— What you should do —
Print the full listing exactly.

[Items from a figure collection]
····················

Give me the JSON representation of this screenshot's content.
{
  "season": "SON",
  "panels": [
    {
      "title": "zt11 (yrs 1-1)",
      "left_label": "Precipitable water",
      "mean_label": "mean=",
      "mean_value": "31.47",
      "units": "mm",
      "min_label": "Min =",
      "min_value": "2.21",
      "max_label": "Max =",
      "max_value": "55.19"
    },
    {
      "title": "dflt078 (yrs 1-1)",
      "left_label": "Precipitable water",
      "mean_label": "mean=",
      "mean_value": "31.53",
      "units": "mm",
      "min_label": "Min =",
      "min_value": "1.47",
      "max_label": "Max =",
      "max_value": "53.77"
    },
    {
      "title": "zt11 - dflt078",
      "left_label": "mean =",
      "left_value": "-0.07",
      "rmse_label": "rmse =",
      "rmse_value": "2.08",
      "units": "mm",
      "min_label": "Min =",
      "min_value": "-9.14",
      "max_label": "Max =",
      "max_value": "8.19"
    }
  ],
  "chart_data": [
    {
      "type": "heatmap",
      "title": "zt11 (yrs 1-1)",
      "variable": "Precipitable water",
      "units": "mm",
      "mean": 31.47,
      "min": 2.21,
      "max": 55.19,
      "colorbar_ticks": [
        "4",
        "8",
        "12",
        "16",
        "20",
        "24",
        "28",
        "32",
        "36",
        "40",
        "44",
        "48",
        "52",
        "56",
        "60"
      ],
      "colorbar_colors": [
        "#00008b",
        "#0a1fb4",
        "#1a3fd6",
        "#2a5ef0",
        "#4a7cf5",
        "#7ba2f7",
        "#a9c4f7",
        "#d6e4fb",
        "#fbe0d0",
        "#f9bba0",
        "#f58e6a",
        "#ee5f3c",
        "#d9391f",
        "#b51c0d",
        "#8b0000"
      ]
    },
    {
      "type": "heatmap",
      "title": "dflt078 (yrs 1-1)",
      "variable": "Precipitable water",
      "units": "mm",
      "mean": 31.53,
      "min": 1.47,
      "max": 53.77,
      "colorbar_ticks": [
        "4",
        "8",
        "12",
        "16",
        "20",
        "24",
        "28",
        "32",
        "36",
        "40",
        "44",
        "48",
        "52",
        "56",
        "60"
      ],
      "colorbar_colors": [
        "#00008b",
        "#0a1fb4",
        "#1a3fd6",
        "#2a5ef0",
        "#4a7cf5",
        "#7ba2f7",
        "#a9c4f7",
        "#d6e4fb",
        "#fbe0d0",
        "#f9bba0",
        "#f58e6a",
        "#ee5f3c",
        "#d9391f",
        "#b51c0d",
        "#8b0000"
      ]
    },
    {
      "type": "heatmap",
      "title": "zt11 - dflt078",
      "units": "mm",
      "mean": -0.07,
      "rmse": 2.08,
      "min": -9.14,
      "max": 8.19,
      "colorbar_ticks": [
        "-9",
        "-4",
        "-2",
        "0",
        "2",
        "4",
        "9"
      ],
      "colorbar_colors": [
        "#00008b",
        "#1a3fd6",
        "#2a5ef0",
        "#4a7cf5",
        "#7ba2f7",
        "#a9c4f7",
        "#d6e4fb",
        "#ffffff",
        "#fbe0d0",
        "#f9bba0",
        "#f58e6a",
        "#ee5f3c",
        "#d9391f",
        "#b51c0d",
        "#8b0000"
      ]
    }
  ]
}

····················

— Written solution —
Give me the JSON representation of this screenshot's content.
{
  "season": "SON",
  "panels": [
    {
      "title": "zt11 (yrs 1-1)",
      "left_label": "Precipitable water",
      "mean_label": "mean=",
      "mean_value": "31.47",
      "units": "mm",
      "min_label": "Min =",
      "min_value": "2.21",
      "max_label": "Max =",
      "max_value": "55.19"
    },
    {
      "title": "dflt078 (yrs 1-1)",
      "left_label": "Precipitable water",
      "mean_label": "mean=",
      "mean_value": "31.53",
      "units": "mm",
      "min_label": "Min =",
      "min_value": "1.47",
      "max_label": "Max =",
      "max_value": "53.77"
    },
    {
      "title": "zt11 - dflt078",
      "left_label": "mean =",
      "left_value": "-0.07",
      "rmse_label": "rmse =",
      "rmse_value": "2.08",
      "units": "mm",
      "min_label": "Min =",
      "min_value": "-9.14",
      "max_label": "Max =",
      "max_value": "8.19"
    }
  ],
  "chart_data": [
    {
      "type": "heatmap",
      "title": "zt11 (yrs 1-1)",
      "variable": "Precipitable water",
      "units": "mm",
      "mean": 31.47,
      "min": 2.21,
      "max": 55.19,
      "colorbar_ticks": [
        "4",
        "8",
        "12",
        "16",
        "20",
        "24",
        "28",
        "32",
        "36",
        "40",
        "44",
        "48",
        "52",
        "56",
        "60"
      ],
      "colorbar_colors": [
        "#00008b",
        "#0a1fb4",
        "#1a3fd6",
        "#2a5ef0",
        "#4a7cf5",
        "#7ba2f7",
        "#a9c4f7",
        "#d6e4fb",
        "#fbe0d0",
        "#f9bba0",
        "#f58e6a",
        "#ee5f3c",
        "#d9391f",
        "#b51c0d",
        "#8b0000"
      ]
    },
    {
      "type": "heatmap",
      "title": "dflt078 (yrs 1-1)",
      "variable": "Precipitable water",
      "units": "mm",
      "mean": 31.53,
      "min": 1.47,
      "max": 53.77,
      "colorbar_ticks": [
        "4",
        "8",
        "12",
        "16",
        "20",
        "24",
        "28",
        "32",
        "36",
        "40",
        "44",
        "48",
        "52",
        "56",
        "60"
      ],
      "colorbar_colors": [
        "#00008b",
        "#0a1fb4",
        "#1a3fd6",
        "#2a5ef0",
        "#4a7cf5",
        "#7ba2f7",
        "#a9c4f7",
        "#d6e4fb",
        "#fbe0d0",
        "#f9bba0",
        "#f58e6a",
        "#ee5f3c",
        "#d9391f",
        "#b51c0d",
        "#8b0000"
      ]
    },
    {
      "type": "heatmap",
      "title": "zt11 - dflt078",
      "units": "mm",
      "mean": -0.07,
      "rmse": 2.08,
      "min": -9.14,
      "max": 8.19,
      "colorbar_ticks": [
        "-9",
        "-4",
        "-2",
        "0",
        "2",
        "4",
        "9"
      ],
      "colorbar_colors": [
        "#00008b",
        "#1a3fd6",
        "#2a5ef0",
        "#4a7cf5",
        "#7ba2f7",
        "#a9c4f7",
        "#d6e4fb",
        "#ffffff",
        "#fbe0d0",
        "#f9bba0",
        "#f58e6a",
        "#ee5f3c",
        "#d9391f",
        "#b51c0d",
        "#8b0000"
      ]
    }
  ]
}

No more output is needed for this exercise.